» **Data listing**
..............................
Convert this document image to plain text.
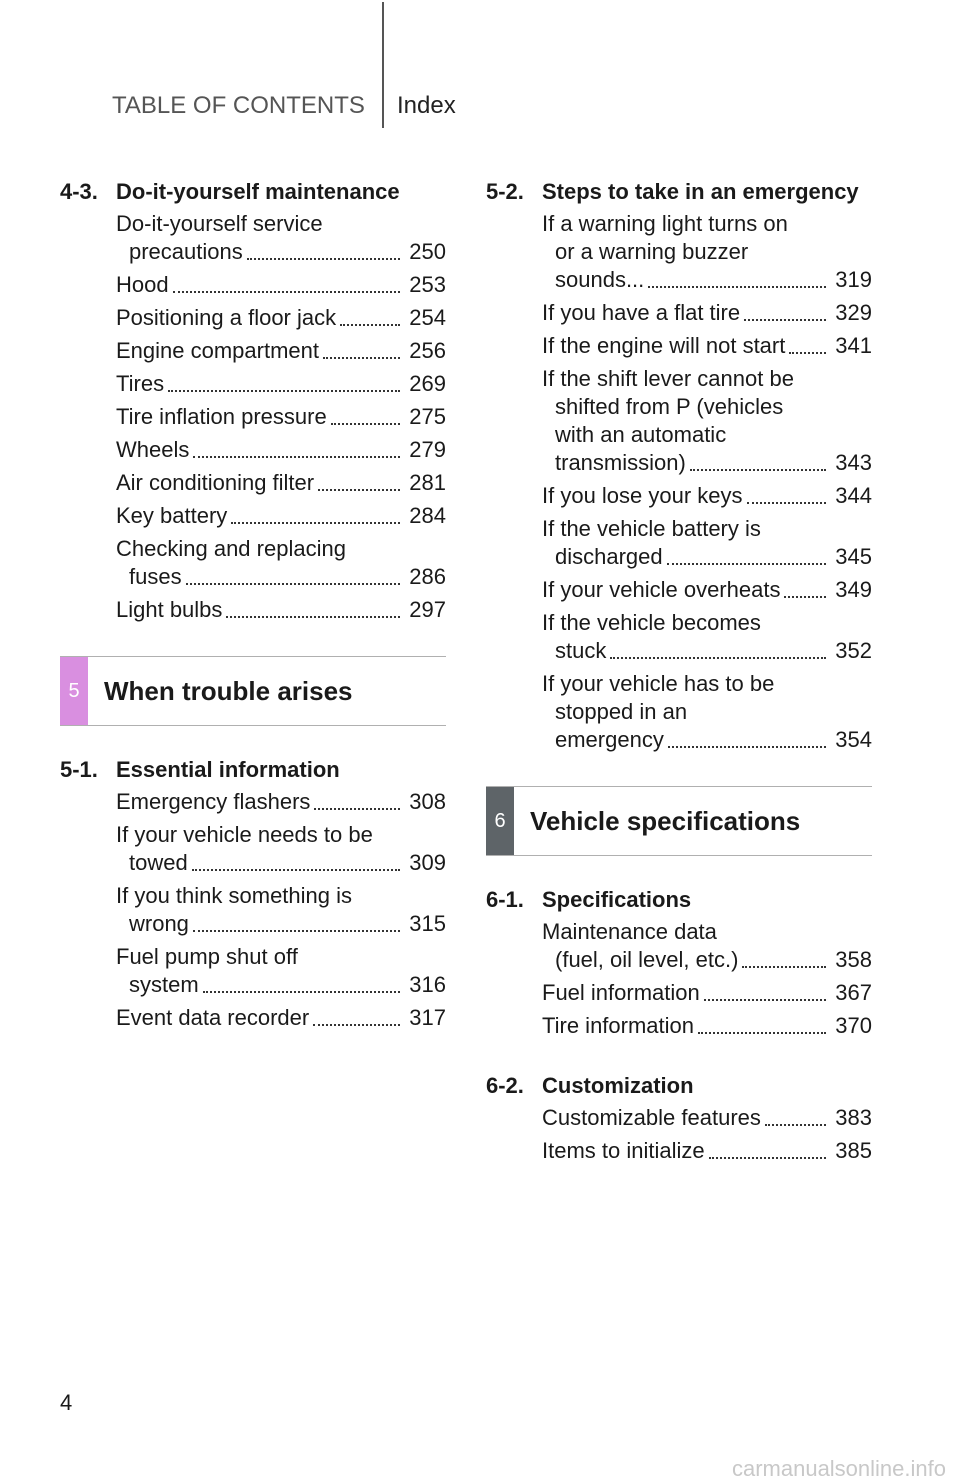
TABLE OF CONTENTS Index
4-3. Do-it-yourself maintenance
Do-it-yourself service
precautions	250
Hood	253
Positioning a floor jack	254
Engine compartment	256
Tires	269
Tire inflation pressure	275
Wheels	279
Air conditioning filter	281
Key battery	284
Checking and replacing
fuses	286
Light bulbs	297
5 When trouble arises
5-1. Essential information
Emergency flashers	308
If your vehicle needs to be
towed	309
If you think something is
wrong	315
Fuel pump shut off
system	316
Event data recorder	317
5-2. Steps to take in an emergency
If a warning light turns on
or a warning buzzer
sounds...	319
If you have a flat tire	329
If the engine will not start	341
If the shift lever cannot be
shifted from P (vehicles
with an automatic
transmission)	343
If you lose your keys	344
If the vehicle battery is
discharged	345
If your vehicle overheats	349
If the vehicle becomes
stuck	352
If your vehicle has to be
stopped in an
emergency	354
6 Vehicle specifications
6-1. Specifications
Maintenance data
(fuel, oil level, etc.)	358
Fuel information	367
Tire information	370
6-2. Customization
Customizable features	383
Items to initialize	385
4
carmanualsonline.info
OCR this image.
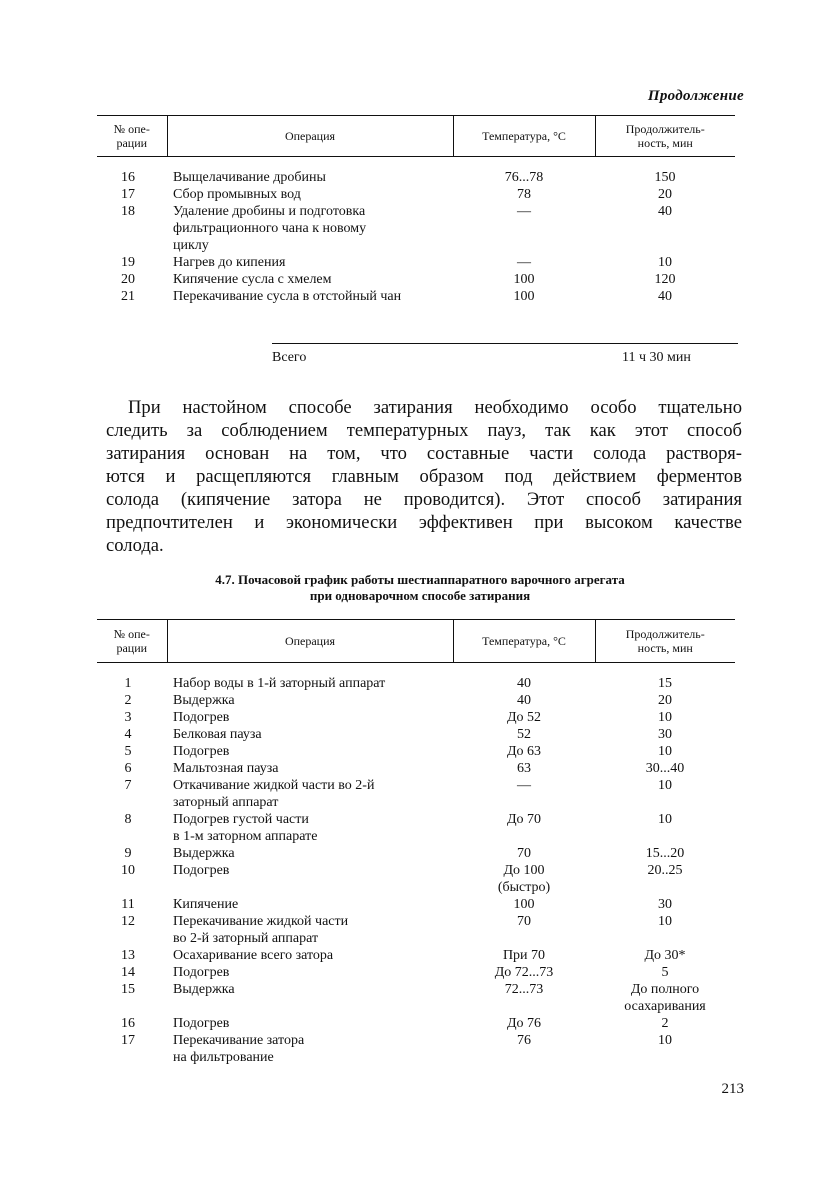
Продолжение
№ опе-
рации	Операция	Температура, °С	Продолжитель-
ность, мин

16	Выщелачивание дробины	76...78	150
17	Сбор промывных вод	78	20
18	Удаление дробины и подготовка
фильтрационного чана к новому
циклу	—	40
19	Нагрев до кипения	—	10
20	Кипячение сусла с хмелем	100	120
21	Перекачивание сусла в отстойный чан	100	40
Всего	11 ч 30 мин

При настойном способе затирания необходимо особо тщательно
следить за соблюдением температурных пауз, так как этот способ
затирания основан на том, что составные части солода растворя-
ются и расщепляются главным образом под действием ферментов
солода (кипячение затора не проводится). Этот способ затирания
предпочтителен и экономически эффективен при высоком качестве
солода.

4.7. Почасовой график работы шестиаппаратного варочного агрегата
при одноварочном способе затирания
№ опе-
рации	Операция	Температура, °С	Продолжитель-
ность, мин

1	Набор воды в 1-й заторный аппарат	40	15
2	Выдержка	40	20
3	Подогрев	До 52	10
4	Белковая пауза	52	30
5	Подогрев	До 63	10
6	Мальтозная пауза	63	30...40
7	Откачивание жидкой части во 2-й
заторный аппарат	—	10
8	Подогрев густой части
в 1-м заторном аппарате	До 70	10
9	Выдержка	70	15...20
10	Подогрев	До 100
(быстро)	20..25
11	Кипячение	100	30
12	Перекачивание жидкой части
во 2-й заторный аппарат	70	10
13	Осахаривание всего затора	При 70	До 30*
14	Подогрев	До 72...73	5
15	Выдержка	72...73	До полного
осахаривания
16	Подогрев	До 76	2
17	Перекачивание затора
на фильтрование	76	10
213
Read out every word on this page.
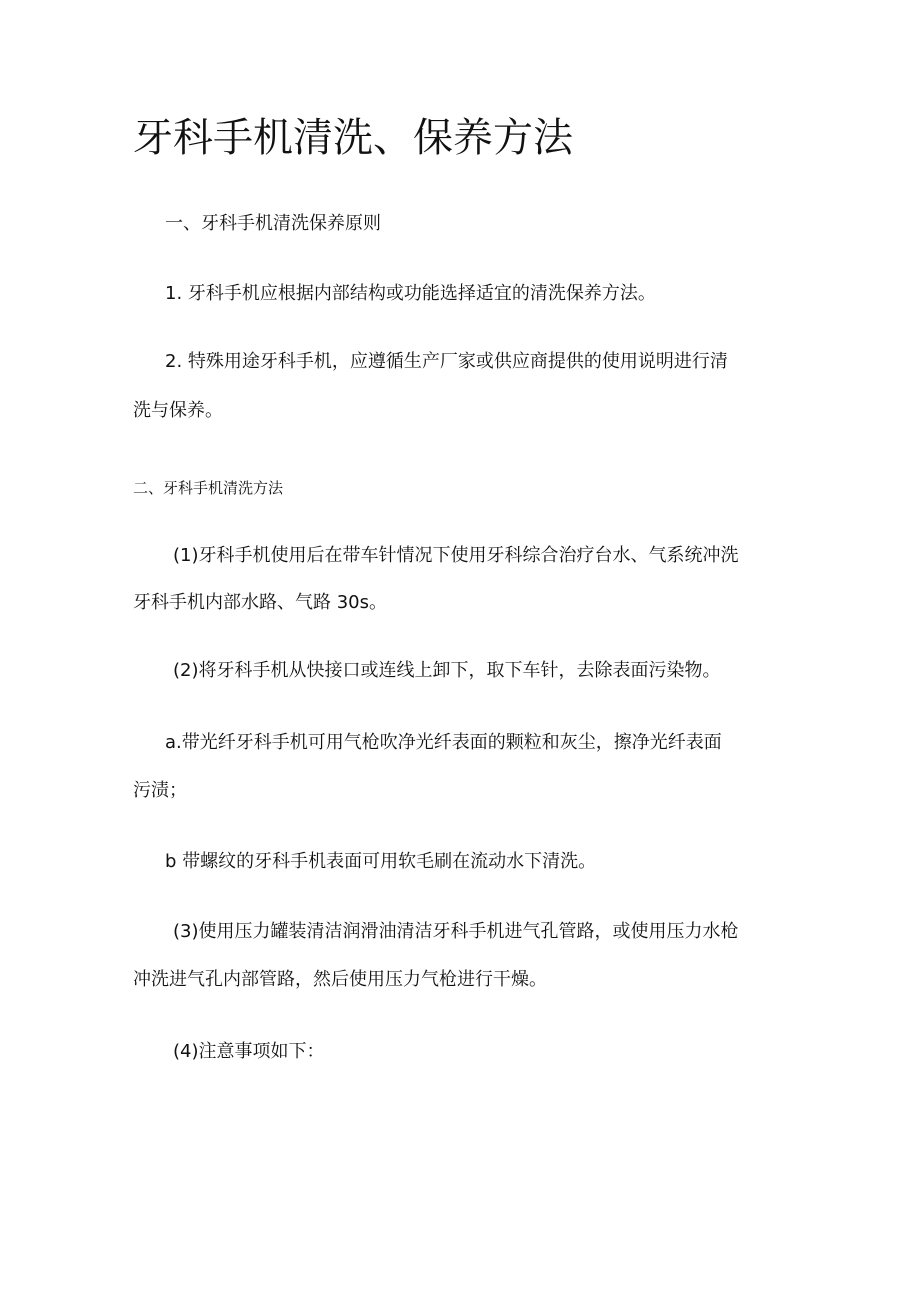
牙科手机清洗、保养方法

一、牙科手机清洗保养原则

1. 牙科手机应根据内部结构或功能选择适宜的清洗保养方法。

2. 特殊用途牙科手机，应遵循生产厂家或供应商提供的使用说明进行清

洗与保养。

二、牙科手机清洗方法

(1)牙科手机使用后在带车针情况下使用牙科综合治疗台水、气系统冲洗

牙科手机内部水路、气路 30s。

(2)将牙科手机从快接口或连线上卸下，取下车针，去除表面污染物。

a.带光纤牙科手机可用气枪吹净光纤表面的颗粒和灰尘，擦净光纤表面

污渍；

b 带螺纹的牙科手机表面可用软毛刷在流动水下清洗。

(3)使用压力罐装清洁润滑油清洁牙科手机进气孔管路，或使用压力水枪

冲洗进气孔内部管路，然后使用压力气枪进行干燥。

(4)注意事项如下：
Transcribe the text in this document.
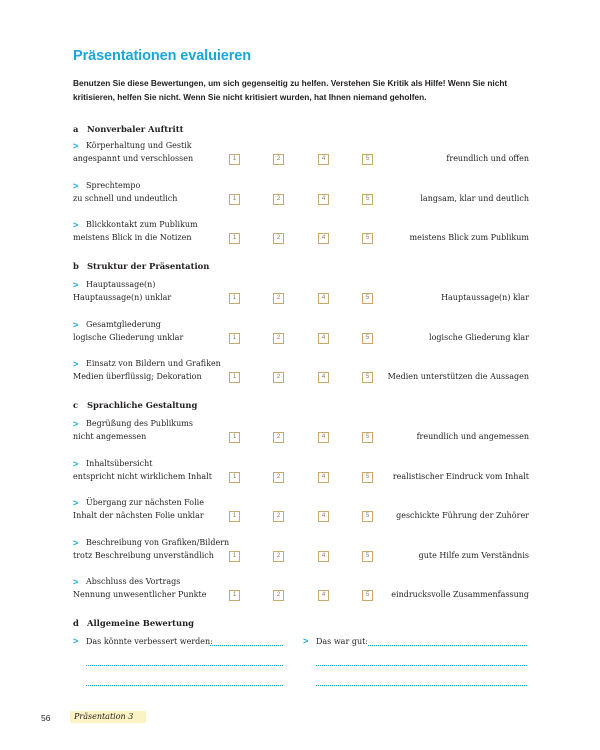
Präsentationen evaluieren

Benutzen Sie diese Bewertungen, um sich gegenseitig zu helfen. Verstehen Sie Kritik als Hilfe! Wenn Sie nicht kritisieren, helfen Sie nicht. Wenn Sie nicht kritisiert wurden, hat Ihnen niemand geholfen.

a Nonverbaler Auftritt
> Körperhaltung und Gestik
angespannt und verschlossen	1	2	4	5	freundlich und offen
> Sprechtempo
zu schnell und undeutlich	1	2	4	5	langsam, klar und deutlich
> Blickkontakt zum Publikum
meistens Blick in die Notizen	1	2	4	5	meistens Blick zum Publikum
b Struktur der Präsentation
> Hauptaussage(n)
Hauptaussage(n) unklar	1	2	4	5	Hauptaussage(n) klar
> Gesamtgliederung
logische Gliederung unklar	1	2	4	5	logische Gliederung klar
> Einsatz von Bildern und Grafiken
Medien überflüssig; Dekoration	1	2	4	5	Medien unterstützen die Aussagen
c Sprachliche Gestaltung
> Begrüßung des Publikums
nicht angemessen	1	2	4	5	freundlich und angemessen
> Inhaltsübersicht
entspricht nicht wirklichem Inhalt	1	2	4	5	realistischer Eindruck vom Inhalt
> Übergang zur nächsten Folie
Inhalt der nächsten Folie unklar	1	2	4	5	geschickte Führung der Zuhörer
> Beschreibung von Grafiken/Bildern
trotz Beschreibung unverständlich	1	2	4	5	gute Hilfe zum Verständnis
> Abschluss des Vortrags
Nennung unwesentlicher Punkte	1	2	4	5	eindrucksvolle Zusammenfassung
d Allgemeine Bewertung
> Das könnte verbessert werden:	> Das war gut:
56	Präsentation 3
..............................
» **TASK BRIEF**
Locate all lines in the listing above with the word "warning" and copy them.

» **ANSWER IN FULL**
If a warning light turns on
or a warning buzzer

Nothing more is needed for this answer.